(Records from a data source)
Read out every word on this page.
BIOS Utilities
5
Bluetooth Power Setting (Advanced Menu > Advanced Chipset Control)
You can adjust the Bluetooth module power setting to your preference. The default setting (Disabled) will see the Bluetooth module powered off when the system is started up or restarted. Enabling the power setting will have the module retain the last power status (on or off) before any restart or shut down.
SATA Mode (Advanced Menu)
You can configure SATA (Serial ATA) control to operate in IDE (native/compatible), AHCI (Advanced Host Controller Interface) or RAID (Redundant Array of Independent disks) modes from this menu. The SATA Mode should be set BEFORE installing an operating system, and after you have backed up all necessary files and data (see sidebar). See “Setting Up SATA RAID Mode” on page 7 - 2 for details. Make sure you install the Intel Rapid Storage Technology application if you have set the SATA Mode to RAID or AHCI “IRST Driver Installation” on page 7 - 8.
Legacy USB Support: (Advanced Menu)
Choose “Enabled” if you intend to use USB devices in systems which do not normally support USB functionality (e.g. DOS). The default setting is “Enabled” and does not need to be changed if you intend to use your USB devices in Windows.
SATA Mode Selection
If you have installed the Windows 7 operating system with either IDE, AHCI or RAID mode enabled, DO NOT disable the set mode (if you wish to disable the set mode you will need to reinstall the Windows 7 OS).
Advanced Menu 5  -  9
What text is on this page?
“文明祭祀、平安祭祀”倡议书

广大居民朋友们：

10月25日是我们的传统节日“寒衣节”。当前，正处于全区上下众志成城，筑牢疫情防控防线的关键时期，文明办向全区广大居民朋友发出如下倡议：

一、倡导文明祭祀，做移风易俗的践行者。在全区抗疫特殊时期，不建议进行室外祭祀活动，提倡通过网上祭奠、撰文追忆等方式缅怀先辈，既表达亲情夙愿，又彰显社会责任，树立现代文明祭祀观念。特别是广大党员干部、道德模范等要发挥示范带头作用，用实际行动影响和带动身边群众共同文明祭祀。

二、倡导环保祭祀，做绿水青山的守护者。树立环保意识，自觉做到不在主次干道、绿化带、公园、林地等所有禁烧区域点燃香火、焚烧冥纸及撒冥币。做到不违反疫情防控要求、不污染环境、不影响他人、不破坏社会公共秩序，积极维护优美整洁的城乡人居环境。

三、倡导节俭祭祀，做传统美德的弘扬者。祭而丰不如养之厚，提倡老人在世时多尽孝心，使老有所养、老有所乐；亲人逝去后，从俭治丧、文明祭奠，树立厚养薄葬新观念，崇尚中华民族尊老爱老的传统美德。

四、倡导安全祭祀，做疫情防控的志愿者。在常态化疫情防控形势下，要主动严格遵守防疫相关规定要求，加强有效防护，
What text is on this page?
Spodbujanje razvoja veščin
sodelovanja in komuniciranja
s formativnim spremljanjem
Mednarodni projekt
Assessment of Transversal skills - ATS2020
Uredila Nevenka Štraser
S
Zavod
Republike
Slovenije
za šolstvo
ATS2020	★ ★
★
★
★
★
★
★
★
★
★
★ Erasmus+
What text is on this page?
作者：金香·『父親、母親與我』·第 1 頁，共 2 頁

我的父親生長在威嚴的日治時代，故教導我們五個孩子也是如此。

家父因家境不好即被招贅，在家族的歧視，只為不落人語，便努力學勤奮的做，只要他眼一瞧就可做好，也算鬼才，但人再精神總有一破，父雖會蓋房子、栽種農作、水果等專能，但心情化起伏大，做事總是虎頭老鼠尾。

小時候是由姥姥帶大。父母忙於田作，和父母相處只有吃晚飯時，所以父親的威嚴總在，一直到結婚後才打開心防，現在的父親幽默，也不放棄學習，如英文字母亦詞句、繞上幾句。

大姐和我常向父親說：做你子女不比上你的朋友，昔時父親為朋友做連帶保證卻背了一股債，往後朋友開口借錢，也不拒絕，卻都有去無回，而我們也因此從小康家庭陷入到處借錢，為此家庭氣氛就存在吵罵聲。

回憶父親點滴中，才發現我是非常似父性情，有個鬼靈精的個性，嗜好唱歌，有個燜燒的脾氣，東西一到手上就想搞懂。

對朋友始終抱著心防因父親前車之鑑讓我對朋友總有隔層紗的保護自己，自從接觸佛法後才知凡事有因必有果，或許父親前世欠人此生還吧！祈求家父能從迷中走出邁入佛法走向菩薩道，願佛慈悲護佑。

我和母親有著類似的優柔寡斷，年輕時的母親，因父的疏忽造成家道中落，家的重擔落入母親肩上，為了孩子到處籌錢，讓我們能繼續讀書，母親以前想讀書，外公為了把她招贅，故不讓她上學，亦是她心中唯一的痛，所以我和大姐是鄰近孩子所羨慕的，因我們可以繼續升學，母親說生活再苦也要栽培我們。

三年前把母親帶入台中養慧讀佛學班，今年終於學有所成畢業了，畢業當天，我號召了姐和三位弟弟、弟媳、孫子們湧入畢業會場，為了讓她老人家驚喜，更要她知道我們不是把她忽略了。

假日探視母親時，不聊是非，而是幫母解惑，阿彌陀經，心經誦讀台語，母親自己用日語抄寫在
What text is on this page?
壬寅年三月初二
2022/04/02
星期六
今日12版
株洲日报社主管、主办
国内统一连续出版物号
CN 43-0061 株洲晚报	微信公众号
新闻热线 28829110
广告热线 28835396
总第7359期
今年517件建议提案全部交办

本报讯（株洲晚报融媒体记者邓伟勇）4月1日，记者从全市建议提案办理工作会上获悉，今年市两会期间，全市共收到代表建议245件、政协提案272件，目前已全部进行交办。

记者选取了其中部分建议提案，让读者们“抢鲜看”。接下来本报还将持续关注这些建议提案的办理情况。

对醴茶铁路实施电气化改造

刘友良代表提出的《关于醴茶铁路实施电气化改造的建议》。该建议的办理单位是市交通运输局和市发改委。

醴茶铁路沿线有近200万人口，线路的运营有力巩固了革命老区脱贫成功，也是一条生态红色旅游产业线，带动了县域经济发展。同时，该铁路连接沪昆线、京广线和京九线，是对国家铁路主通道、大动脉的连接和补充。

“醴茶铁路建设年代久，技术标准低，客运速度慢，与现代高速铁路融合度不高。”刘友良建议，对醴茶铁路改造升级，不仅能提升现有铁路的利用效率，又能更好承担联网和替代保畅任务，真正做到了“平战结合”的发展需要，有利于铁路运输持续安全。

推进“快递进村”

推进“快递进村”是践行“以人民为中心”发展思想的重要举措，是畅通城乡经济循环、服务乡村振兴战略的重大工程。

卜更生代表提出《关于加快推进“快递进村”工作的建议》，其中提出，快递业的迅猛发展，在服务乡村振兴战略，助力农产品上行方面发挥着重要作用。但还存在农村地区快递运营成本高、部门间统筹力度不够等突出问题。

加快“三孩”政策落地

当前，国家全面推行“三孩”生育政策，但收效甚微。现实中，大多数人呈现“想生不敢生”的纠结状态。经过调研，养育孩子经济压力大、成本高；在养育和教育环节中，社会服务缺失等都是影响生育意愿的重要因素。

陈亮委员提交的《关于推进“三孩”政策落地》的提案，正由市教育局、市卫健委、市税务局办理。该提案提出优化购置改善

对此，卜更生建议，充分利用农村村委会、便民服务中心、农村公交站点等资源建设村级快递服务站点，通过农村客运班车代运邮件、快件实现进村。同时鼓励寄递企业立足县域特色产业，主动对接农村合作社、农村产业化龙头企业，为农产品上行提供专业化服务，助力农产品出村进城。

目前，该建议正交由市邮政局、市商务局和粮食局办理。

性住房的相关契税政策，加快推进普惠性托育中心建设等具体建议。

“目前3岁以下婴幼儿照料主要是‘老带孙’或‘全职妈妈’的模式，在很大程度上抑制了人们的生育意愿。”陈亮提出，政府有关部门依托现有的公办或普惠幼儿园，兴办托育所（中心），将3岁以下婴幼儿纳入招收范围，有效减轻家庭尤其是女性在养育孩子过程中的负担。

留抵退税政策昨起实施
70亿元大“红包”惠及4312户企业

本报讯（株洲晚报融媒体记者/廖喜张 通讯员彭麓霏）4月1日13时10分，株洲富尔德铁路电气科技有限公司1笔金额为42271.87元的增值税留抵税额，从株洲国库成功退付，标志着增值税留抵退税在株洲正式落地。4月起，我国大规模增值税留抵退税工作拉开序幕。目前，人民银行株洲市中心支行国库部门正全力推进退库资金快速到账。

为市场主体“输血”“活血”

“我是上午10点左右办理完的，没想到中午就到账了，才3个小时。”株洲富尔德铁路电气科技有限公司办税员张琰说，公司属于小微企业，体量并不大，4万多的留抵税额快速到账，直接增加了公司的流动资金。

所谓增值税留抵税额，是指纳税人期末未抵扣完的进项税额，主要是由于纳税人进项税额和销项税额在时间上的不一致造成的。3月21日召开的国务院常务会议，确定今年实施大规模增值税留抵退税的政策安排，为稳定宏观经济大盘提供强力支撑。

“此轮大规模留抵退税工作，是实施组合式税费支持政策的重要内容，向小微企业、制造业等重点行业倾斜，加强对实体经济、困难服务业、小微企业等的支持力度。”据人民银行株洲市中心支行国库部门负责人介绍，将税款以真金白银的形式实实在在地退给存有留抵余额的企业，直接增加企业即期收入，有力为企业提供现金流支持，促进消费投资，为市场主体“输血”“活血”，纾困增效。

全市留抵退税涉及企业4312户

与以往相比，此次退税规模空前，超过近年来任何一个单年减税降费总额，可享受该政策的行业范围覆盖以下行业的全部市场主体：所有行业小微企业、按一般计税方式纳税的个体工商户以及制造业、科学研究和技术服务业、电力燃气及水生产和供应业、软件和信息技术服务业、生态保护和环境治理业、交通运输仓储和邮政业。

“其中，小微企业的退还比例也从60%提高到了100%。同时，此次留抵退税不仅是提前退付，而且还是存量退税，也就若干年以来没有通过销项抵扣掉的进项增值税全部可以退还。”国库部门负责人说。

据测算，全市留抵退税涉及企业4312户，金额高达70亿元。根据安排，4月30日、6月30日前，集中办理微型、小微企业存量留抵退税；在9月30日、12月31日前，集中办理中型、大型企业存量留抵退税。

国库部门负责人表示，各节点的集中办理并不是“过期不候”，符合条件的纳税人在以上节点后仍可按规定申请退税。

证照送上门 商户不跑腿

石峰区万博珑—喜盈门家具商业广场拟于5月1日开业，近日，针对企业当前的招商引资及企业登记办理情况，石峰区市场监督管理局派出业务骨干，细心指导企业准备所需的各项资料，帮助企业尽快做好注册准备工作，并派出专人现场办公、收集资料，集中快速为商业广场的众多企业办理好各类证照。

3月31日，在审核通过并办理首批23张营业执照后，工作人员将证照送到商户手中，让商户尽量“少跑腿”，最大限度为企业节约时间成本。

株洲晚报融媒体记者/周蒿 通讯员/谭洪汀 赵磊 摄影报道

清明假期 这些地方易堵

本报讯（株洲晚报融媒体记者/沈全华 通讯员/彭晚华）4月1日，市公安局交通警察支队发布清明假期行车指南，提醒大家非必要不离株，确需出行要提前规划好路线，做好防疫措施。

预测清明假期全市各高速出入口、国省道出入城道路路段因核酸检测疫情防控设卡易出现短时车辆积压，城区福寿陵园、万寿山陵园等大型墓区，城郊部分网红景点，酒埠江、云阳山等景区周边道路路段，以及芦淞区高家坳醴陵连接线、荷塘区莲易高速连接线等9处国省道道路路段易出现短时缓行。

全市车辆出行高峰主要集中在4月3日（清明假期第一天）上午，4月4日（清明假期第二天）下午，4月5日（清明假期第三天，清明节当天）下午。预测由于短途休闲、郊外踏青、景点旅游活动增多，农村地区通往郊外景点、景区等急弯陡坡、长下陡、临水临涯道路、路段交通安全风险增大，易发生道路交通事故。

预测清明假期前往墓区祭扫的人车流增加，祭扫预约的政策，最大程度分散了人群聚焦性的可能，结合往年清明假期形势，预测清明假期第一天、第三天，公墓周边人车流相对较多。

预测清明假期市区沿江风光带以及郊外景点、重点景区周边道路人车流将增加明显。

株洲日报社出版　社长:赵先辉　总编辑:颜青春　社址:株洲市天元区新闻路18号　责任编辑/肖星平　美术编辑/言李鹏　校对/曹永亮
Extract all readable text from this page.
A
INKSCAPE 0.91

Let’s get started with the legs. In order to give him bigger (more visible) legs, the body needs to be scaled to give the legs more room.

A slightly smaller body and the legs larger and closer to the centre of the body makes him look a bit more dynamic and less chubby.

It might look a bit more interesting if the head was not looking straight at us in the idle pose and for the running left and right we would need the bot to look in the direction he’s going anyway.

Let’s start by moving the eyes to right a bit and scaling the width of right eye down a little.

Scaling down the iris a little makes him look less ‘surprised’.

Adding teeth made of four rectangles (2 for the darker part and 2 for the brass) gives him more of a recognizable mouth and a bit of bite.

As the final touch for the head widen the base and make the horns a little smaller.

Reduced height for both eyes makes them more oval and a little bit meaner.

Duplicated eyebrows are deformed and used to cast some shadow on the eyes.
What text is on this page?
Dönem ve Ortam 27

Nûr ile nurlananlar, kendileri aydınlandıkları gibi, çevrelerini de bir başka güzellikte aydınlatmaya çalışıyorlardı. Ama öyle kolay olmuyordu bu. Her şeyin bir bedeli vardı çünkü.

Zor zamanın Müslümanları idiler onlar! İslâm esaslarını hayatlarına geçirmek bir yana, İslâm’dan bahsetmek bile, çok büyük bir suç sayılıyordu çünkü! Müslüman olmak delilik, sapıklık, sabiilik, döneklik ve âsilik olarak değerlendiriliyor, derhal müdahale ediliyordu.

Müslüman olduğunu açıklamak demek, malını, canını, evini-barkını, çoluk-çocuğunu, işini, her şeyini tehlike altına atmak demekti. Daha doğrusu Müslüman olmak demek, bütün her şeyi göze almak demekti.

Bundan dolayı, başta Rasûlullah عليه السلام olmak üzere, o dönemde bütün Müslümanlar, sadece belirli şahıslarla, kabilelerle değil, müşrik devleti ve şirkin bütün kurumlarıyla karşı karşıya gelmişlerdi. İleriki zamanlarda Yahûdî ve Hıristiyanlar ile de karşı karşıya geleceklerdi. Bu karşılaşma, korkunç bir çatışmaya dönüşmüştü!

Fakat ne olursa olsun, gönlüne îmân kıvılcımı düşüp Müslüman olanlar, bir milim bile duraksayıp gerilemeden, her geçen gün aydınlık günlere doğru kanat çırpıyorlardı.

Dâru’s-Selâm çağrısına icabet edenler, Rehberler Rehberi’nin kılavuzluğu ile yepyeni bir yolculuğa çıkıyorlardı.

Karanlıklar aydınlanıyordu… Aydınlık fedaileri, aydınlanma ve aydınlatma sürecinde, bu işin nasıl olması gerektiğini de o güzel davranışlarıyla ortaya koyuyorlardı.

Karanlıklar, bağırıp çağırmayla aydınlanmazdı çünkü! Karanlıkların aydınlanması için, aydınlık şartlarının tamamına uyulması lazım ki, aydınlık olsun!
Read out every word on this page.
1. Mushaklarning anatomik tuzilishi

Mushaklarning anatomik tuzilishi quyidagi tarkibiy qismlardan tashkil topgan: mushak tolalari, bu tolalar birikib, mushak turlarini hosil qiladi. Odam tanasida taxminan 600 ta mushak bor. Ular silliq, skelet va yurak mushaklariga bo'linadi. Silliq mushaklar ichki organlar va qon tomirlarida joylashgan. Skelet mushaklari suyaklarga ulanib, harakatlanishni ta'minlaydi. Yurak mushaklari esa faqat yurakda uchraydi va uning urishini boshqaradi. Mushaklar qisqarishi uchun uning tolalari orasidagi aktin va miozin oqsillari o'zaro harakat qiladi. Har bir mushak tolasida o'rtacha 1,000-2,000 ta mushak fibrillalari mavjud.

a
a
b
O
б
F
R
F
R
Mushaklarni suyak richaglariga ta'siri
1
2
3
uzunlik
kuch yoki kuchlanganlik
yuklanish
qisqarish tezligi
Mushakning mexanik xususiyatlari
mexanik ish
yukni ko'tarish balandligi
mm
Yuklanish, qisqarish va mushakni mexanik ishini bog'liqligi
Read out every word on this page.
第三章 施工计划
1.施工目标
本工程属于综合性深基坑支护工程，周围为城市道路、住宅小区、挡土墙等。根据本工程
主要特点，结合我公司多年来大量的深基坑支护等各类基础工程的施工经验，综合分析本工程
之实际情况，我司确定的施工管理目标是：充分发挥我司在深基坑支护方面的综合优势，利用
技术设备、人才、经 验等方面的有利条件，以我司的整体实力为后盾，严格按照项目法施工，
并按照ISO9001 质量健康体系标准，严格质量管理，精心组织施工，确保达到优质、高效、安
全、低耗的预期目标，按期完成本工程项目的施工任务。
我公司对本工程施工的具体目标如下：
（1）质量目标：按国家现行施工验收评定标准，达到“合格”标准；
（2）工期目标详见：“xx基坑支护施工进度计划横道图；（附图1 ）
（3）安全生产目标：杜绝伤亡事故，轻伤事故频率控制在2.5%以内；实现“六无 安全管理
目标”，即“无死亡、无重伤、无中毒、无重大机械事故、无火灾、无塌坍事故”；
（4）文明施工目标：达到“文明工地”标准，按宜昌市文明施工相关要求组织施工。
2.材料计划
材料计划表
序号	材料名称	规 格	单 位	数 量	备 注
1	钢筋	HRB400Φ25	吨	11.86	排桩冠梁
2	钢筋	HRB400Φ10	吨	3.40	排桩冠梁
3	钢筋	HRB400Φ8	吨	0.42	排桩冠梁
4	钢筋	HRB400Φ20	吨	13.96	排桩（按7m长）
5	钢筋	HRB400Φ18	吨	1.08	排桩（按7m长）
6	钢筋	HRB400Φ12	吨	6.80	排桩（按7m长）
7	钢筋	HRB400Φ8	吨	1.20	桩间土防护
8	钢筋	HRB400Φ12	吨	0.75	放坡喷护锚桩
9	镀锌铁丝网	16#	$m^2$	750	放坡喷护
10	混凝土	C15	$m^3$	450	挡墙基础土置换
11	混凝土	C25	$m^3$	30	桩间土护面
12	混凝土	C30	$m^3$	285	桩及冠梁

Brief – Look over the listing above. Pick out and copy every line that includes "Bluetooth".

Final answer –
Bluetooth Power Setting (Advanced Menu > Advanced Chipset Control)
You can adjust the Bluetooth module power setting to your preference. The default setting (Disabled) will see the Bluetooth module powered off when the system is started up or restarted. Enabling the power setting will have the module retain the last power status (on or off) before any restart or shut down.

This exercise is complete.